__The task__.
From the records below, please return each line that holds the word "input".

[Stored items]

■ ■ ■ ■

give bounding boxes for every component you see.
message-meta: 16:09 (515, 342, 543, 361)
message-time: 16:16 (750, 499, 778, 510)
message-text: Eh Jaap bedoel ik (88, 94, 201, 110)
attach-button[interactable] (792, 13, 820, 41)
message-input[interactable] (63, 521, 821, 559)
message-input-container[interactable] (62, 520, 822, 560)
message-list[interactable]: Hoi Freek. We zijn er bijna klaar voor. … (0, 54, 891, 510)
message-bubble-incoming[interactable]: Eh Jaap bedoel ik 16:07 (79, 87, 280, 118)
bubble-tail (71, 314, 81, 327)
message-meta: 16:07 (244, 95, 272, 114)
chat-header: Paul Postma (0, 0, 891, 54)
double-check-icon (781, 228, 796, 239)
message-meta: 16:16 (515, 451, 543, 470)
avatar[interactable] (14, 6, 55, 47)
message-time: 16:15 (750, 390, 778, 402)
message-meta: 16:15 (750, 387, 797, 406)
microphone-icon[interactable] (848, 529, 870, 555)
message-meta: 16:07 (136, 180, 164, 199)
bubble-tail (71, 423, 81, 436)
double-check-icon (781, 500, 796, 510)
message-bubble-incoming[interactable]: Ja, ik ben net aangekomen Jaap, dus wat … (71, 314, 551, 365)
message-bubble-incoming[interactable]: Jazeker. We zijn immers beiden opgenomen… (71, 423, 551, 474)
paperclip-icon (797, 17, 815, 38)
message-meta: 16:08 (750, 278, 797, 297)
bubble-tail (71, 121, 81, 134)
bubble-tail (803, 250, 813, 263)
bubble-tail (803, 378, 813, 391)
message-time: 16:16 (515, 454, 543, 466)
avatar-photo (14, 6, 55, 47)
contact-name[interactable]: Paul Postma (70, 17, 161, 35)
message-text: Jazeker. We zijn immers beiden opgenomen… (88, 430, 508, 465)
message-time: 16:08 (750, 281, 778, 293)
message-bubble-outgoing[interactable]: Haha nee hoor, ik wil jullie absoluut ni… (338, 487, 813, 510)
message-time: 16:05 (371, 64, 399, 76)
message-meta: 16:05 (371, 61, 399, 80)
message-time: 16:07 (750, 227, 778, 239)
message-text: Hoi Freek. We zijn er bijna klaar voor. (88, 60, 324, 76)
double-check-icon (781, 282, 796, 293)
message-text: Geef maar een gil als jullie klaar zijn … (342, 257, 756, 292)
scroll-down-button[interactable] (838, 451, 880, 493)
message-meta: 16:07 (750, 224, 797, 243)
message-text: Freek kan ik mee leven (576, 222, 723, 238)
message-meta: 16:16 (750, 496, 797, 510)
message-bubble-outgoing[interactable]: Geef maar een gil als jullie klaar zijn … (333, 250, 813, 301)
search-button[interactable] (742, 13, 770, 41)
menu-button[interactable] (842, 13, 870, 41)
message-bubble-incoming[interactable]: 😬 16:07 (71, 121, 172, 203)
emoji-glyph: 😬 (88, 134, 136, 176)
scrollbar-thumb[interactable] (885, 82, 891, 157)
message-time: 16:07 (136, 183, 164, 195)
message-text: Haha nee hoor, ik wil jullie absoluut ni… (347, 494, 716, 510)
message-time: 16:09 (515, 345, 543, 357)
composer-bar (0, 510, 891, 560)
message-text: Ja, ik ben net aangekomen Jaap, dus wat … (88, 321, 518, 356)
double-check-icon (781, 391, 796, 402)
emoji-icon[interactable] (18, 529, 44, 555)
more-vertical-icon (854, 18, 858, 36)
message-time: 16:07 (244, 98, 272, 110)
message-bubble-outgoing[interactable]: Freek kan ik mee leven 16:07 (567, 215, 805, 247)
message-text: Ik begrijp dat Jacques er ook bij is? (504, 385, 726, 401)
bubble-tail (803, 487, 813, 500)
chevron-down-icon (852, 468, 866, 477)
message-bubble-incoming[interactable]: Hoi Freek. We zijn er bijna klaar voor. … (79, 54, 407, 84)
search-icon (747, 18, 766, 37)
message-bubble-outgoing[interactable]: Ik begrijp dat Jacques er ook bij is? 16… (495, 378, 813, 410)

■ ■ ■ ■

__Solution to the exercise__.
message-input[interactable] (63, 521, 821, 559)
message-input-container[interactable] (62, 520, 822, 560)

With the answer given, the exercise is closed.